- What is asked: Pictures are not part of the copy; repeat everything else in the records exactly.

-------- Task material --------

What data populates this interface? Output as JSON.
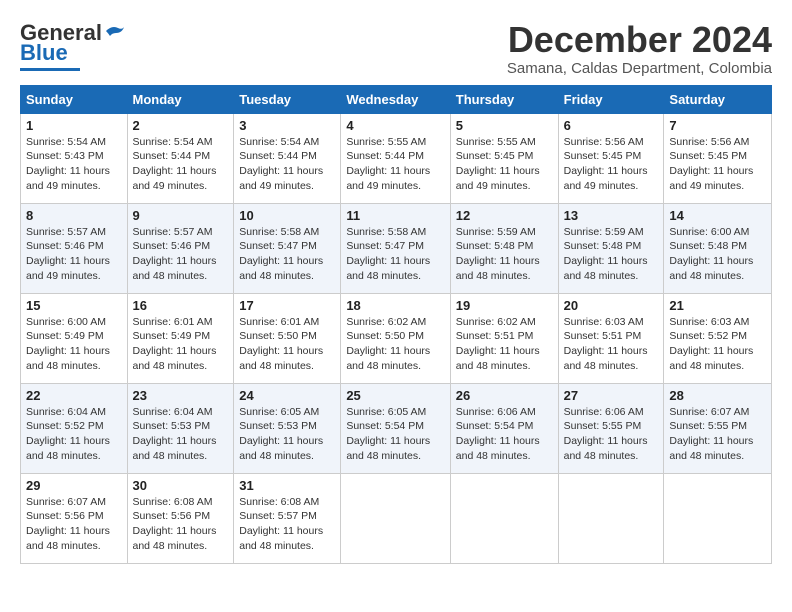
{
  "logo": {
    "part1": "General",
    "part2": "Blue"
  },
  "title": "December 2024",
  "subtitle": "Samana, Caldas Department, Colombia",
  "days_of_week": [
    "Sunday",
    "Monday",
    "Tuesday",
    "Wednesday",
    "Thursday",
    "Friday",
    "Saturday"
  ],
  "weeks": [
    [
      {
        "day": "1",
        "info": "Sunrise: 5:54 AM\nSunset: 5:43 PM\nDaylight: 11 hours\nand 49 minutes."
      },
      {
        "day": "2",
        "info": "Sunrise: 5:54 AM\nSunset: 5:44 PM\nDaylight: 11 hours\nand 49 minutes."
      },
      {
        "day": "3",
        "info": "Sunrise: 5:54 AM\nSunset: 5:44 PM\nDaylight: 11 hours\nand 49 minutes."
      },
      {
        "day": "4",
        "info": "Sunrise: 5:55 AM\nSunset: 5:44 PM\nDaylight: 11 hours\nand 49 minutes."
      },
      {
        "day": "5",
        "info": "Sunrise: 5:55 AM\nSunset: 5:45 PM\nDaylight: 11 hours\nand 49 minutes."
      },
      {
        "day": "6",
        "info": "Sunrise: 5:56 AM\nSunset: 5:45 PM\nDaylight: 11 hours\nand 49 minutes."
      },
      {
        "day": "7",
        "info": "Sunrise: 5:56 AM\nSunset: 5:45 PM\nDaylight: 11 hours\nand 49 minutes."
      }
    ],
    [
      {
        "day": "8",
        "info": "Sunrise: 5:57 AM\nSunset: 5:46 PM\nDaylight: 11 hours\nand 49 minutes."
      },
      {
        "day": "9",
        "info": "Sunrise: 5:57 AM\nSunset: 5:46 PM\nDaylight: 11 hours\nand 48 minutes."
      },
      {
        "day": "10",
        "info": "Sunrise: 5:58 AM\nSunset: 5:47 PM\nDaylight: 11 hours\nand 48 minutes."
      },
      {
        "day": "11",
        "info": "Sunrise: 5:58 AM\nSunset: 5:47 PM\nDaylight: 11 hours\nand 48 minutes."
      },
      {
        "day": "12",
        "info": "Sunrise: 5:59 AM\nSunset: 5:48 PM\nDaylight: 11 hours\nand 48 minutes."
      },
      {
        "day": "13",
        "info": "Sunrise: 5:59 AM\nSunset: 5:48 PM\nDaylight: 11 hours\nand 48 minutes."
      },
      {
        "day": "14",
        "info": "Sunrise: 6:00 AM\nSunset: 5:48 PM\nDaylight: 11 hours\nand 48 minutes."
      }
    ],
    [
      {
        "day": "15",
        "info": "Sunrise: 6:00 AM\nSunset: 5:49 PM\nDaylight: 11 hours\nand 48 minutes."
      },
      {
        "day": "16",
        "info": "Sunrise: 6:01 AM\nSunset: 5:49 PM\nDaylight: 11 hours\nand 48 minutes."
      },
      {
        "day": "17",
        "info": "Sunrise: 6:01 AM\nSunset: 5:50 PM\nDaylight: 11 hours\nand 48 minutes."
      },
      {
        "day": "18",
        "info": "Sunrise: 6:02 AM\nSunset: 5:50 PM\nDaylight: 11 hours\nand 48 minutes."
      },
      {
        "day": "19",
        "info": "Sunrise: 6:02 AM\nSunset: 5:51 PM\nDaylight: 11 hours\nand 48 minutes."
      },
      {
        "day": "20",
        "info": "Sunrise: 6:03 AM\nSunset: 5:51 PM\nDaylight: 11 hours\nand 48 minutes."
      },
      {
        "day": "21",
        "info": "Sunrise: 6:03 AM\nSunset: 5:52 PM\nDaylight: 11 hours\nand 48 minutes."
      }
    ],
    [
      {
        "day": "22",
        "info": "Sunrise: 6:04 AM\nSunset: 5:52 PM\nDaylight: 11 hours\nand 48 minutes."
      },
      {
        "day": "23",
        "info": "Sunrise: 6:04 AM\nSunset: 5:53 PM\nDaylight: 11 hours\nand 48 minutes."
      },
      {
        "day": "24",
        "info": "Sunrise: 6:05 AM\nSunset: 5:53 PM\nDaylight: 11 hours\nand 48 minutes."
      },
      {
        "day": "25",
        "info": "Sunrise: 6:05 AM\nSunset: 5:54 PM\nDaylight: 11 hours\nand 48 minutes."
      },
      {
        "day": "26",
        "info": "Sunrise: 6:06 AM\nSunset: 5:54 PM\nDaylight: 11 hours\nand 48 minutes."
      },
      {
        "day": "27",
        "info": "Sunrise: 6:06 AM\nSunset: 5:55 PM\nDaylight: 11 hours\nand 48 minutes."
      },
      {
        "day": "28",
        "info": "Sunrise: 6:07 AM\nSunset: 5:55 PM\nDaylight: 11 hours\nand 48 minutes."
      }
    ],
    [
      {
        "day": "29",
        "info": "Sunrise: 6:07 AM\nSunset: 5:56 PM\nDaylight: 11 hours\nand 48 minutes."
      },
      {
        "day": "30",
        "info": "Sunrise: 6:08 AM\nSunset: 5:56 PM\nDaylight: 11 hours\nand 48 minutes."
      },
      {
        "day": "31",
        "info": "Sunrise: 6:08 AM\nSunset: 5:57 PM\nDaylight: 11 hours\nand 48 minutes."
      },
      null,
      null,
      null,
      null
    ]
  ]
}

--------

- Full output:
What data populates this interface? Output as JSON.
{
  "logo": {
    "part1": "General",
    "part2": "Blue"
  },
  "title": "December 2024",
  "subtitle": "Samana, Caldas Department, Colombia",
  "days_of_week": [
    "Sunday",
    "Monday",
    "Tuesday",
    "Wednesday",
    "Thursday",
    "Friday",
    "Saturday"
  ],
  "weeks": [
    [
      {
        "day": "1",
        "info": "Sunrise: 5:54 AM\nSunset: 5:43 PM\nDaylight: 11 hours\nand 49 minutes."
      },
      {
        "day": "2",
        "info": "Sunrise: 5:54 AM\nSunset: 5:44 PM\nDaylight: 11 hours\nand 49 minutes."
      },
      {
        "day": "3",
        "info": "Sunrise: 5:54 AM\nSunset: 5:44 PM\nDaylight: 11 hours\nand 49 minutes."
      },
      {
        "day": "4",
        "info": "Sunrise: 5:55 AM\nSunset: 5:44 PM\nDaylight: 11 hours\nand 49 minutes."
      },
      {
        "day": "5",
        "info": "Sunrise: 5:55 AM\nSunset: 5:45 PM\nDaylight: 11 hours\nand 49 minutes."
      },
      {
        "day": "6",
        "info": "Sunrise: 5:56 AM\nSunset: 5:45 PM\nDaylight: 11 hours\nand 49 minutes."
      },
      {
        "day": "7",
        "info": "Sunrise: 5:56 AM\nSunset: 5:45 PM\nDaylight: 11 hours\nand 49 minutes."
      }
    ],
    [
      {
        "day": "8",
        "info": "Sunrise: 5:57 AM\nSunset: 5:46 PM\nDaylight: 11 hours\nand 49 minutes."
      },
      {
        "day": "9",
        "info": "Sunrise: 5:57 AM\nSunset: 5:46 PM\nDaylight: 11 hours\nand 48 minutes."
      },
      {
        "day": "10",
        "info": "Sunrise: 5:58 AM\nSunset: 5:47 PM\nDaylight: 11 hours\nand 48 minutes."
      },
      {
        "day": "11",
        "info": "Sunrise: 5:58 AM\nSunset: 5:47 PM\nDaylight: 11 hours\nand 48 minutes."
      },
      {
        "day": "12",
        "info": "Sunrise: 5:59 AM\nSunset: 5:48 PM\nDaylight: 11 hours\nand 48 minutes."
      },
      {
        "day": "13",
        "info": "Sunrise: 5:59 AM\nSunset: 5:48 PM\nDaylight: 11 hours\nand 48 minutes."
      },
      {
        "day": "14",
        "info": "Sunrise: 6:00 AM\nSunset: 5:48 PM\nDaylight: 11 hours\nand 48 minutes."
      }
    ],
    [
      {
        "day": "15",
        "info": "Sunrise: 6:00 AM\nSunset: 5:49 PM\nDaylight: 11 hours\nand 48 minutes."
      },
      {
        "day": "16",
        "info": "Sunrise: 6:01 AM\nSunset: 5:49 PM\nDaylight: 11 hours\nand 48 minutes."
      },
      {
        "day": "17",
        "info": "Sunrise: 6:01 AM\nSunset: 5:50 PM\nDaylight: 11 hours\nand 48 minutes."
      },
      {
        "day": "18",
        "info": "Sunrise: 6:02 AM\nSunset: 5:50 PM\nDaylight: 11 hours\nand 48 minutes."
      },
      {
        "day": "19",
        "info": "Sunrise: 6:02 AM\nSunset: 5:51 PM\nDaylight: 11 hours\nand 48 minutes."
      },
      {
        "day": "20",
        "info": "Sunrise: 6:03 AM\nSunset: 5:51 PM\nDaylight: 11 hours\nand 48 minutes."
      },
      {
        "day": "21",
        "info": "Sunrise: 6:03 AM\nSunset: 5:52 PM\nDaylight: 11 hours\nand 48 minutes."
      }
    ],
    [
      {
        "day": "22",
        "info": "Sunrise: 6:04 AM\nSunset: 5:52 PM\nDaylight: 11 hours\nand 48 minutes."
      },
      {
        "day": "23",
        "info": "Sunrise: 6:04 AM\nSunset: 5:53 PM\nDaylight: 11 hours\nand 48 minutes."
      },
      {
        "day": "24",
        "info": "Sunrise: 6:05 AM\nSunset: 5:53 PM\nDaylight: 11 hours\nand 48 minutes."
      },
      {
        "day": "25",
        "info": "Sunrise: 6:05 AM\nSunset: 5:54 PM\nDaylight: 11 hours\nand 48 minutes."
      },
      {
        "day": "26",
        "info": "Sunrise: 6:06 AM\nSunset: 5:54 PM\nDaylight: 11 hours\nand 48 minutes."
      },
      {
        "day": "27",
        "info": "Sunrise: 6:06 AM\nSunset: 5:55 PM\nDaylight: 11 hours\nand 48 minutes."
      },
      {
        "day": "28",
        "info": "Sunrise: 6:07 AM\nSunset: 5:55 PM\nDaylight: 11 hours\nand 48 minutes."
      }
    ],
    [
      {
        "day": "29",
        "info": "Sunrise: 6:07 AM\nSunset: 5:56 PM\nDaylight: 11 hours\nand 48 minutes."
      },
      {
        "day": "30",
        "info": "Sunrise: 6:08 AM\nSunset: 5:56 PM\nDaylight: 11 hours\nand 48 minutes."
      },
      {
        "day": "31",
        "info": "Sunrise: 6:08 AM\nSunset: 5:57 PM\nDaylight: 11 hours\nand 48 minutes."
      },
      null,
      null,
      null,
      null
    ]
  ]
}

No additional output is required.